## REQUIREMENTS
Locate all lines in the data below that hold "text" and show them.

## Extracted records
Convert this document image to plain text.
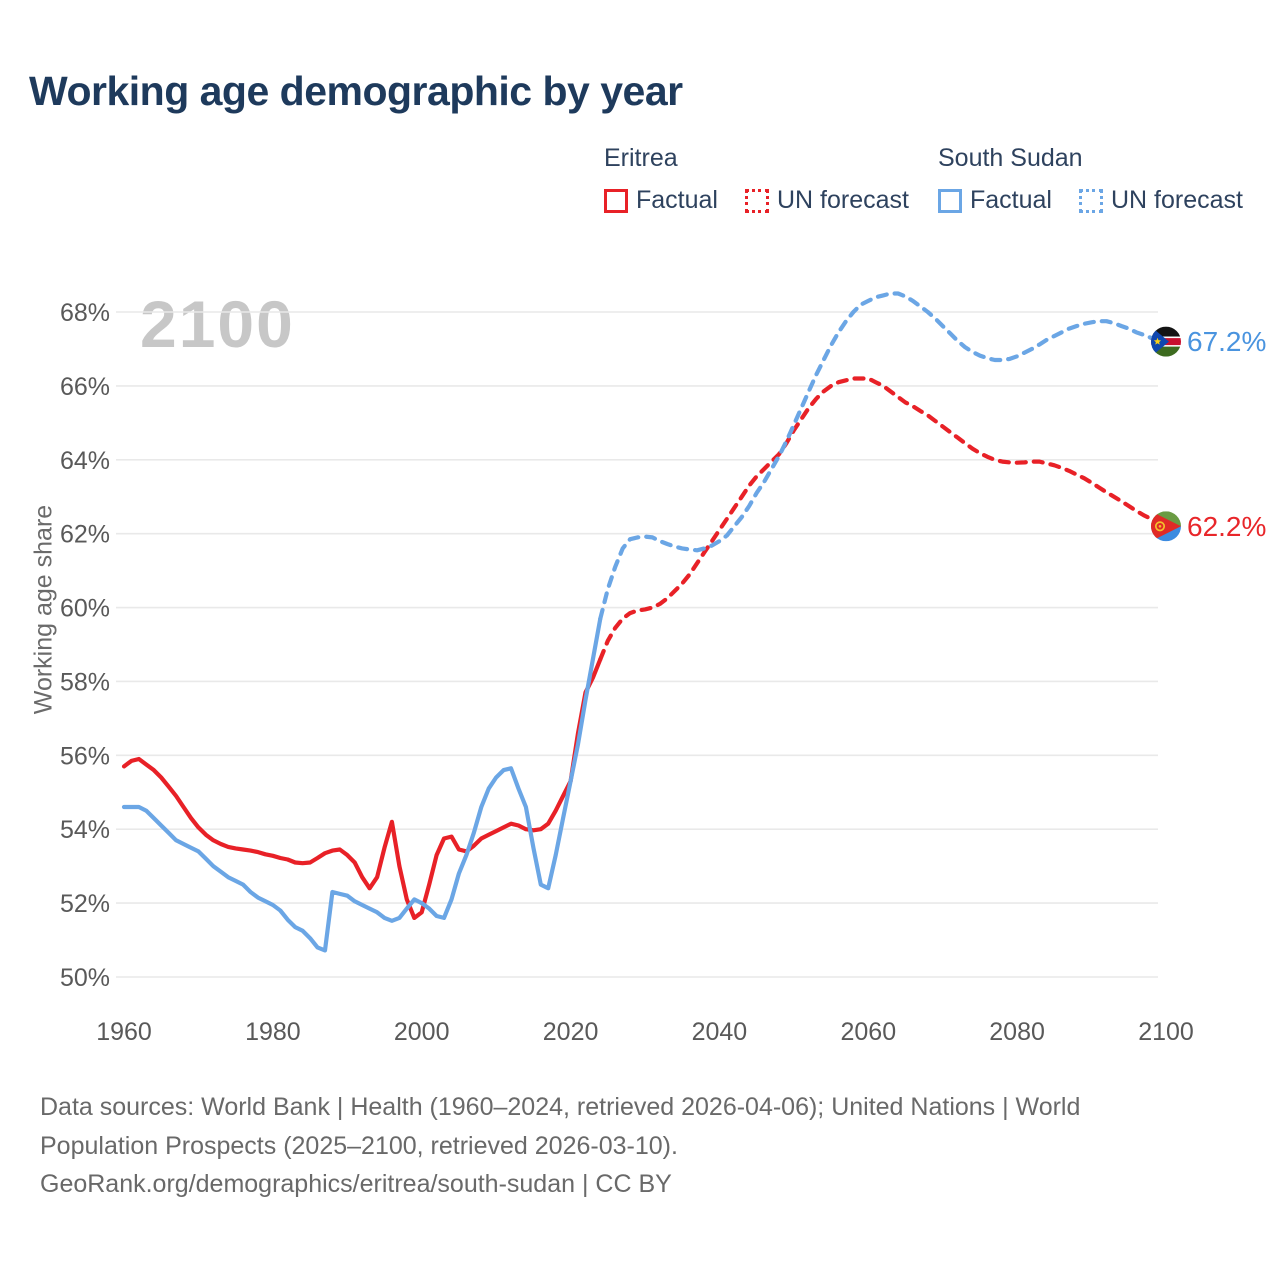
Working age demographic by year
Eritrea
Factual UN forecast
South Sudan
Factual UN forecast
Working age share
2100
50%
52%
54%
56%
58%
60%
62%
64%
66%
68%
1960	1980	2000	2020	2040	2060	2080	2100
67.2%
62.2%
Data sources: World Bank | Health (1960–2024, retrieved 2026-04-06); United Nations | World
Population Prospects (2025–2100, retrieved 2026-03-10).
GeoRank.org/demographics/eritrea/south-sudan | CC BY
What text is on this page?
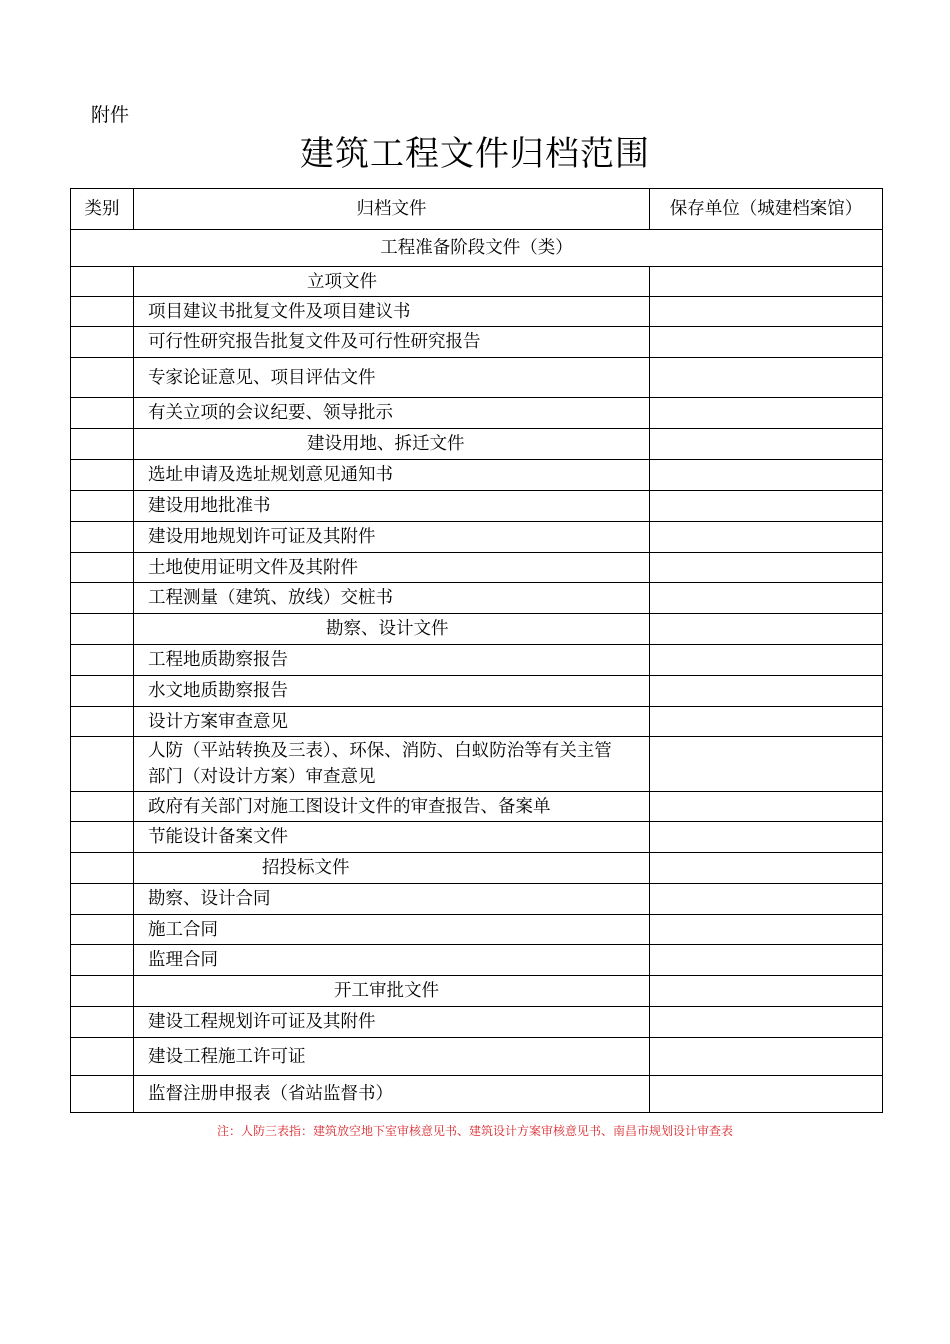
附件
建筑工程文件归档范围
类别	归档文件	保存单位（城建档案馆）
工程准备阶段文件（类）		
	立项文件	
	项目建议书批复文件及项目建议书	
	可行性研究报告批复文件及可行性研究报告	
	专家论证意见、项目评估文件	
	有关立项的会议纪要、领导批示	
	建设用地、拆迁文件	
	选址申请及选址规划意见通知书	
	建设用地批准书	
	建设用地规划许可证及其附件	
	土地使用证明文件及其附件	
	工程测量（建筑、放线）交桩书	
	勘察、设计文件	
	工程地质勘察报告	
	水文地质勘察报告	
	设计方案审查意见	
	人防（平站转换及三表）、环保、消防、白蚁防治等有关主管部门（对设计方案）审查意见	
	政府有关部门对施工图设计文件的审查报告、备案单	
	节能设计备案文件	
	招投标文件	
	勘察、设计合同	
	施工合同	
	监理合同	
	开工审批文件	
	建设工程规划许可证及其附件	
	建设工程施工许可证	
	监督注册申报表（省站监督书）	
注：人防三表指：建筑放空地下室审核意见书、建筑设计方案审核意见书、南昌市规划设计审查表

* * *

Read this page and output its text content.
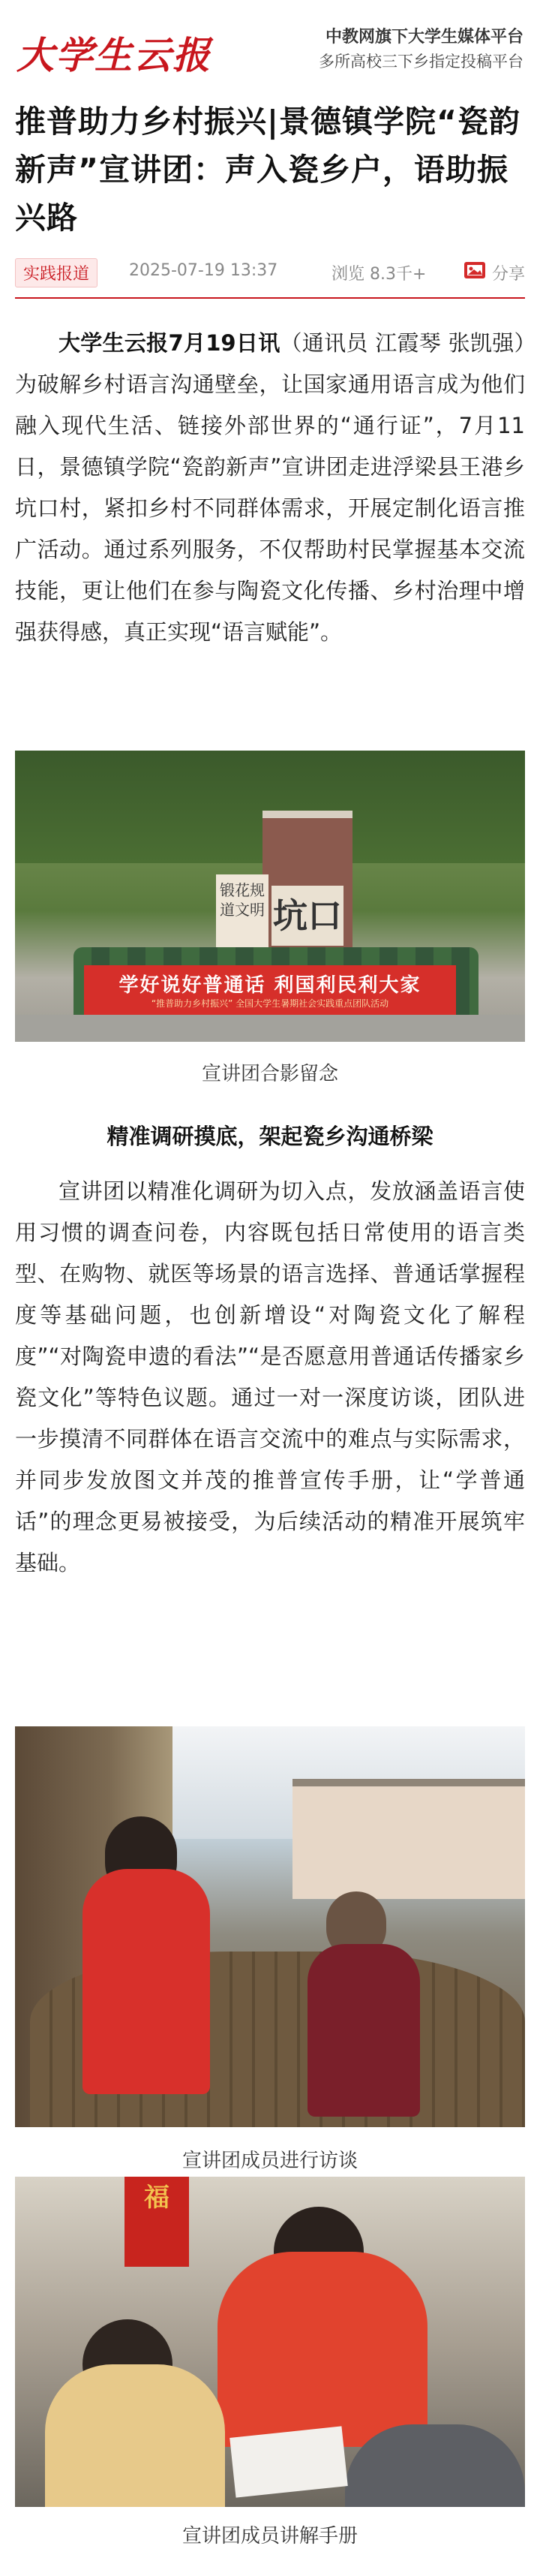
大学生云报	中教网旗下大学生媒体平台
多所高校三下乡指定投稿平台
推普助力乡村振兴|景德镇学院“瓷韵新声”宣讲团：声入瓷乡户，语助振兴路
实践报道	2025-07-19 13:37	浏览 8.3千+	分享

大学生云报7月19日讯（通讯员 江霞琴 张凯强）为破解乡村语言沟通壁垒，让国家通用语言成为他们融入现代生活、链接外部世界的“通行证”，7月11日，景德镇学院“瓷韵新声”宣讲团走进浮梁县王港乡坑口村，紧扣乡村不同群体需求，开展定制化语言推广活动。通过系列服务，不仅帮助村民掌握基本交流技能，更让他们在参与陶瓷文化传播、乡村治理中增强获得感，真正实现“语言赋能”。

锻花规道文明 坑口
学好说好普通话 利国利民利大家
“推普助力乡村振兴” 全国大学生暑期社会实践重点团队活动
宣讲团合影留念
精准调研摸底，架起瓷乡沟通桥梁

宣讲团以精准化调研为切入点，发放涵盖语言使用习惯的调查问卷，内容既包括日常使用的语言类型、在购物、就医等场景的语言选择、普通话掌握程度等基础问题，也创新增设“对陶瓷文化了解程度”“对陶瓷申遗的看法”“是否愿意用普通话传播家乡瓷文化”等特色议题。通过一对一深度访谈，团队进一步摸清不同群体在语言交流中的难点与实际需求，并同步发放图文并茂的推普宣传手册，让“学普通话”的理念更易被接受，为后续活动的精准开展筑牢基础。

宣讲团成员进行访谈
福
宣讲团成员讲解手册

## RIGHT ANSWER
Convert this document image to plain text.
What text is on this page?
Read this page and output its text content.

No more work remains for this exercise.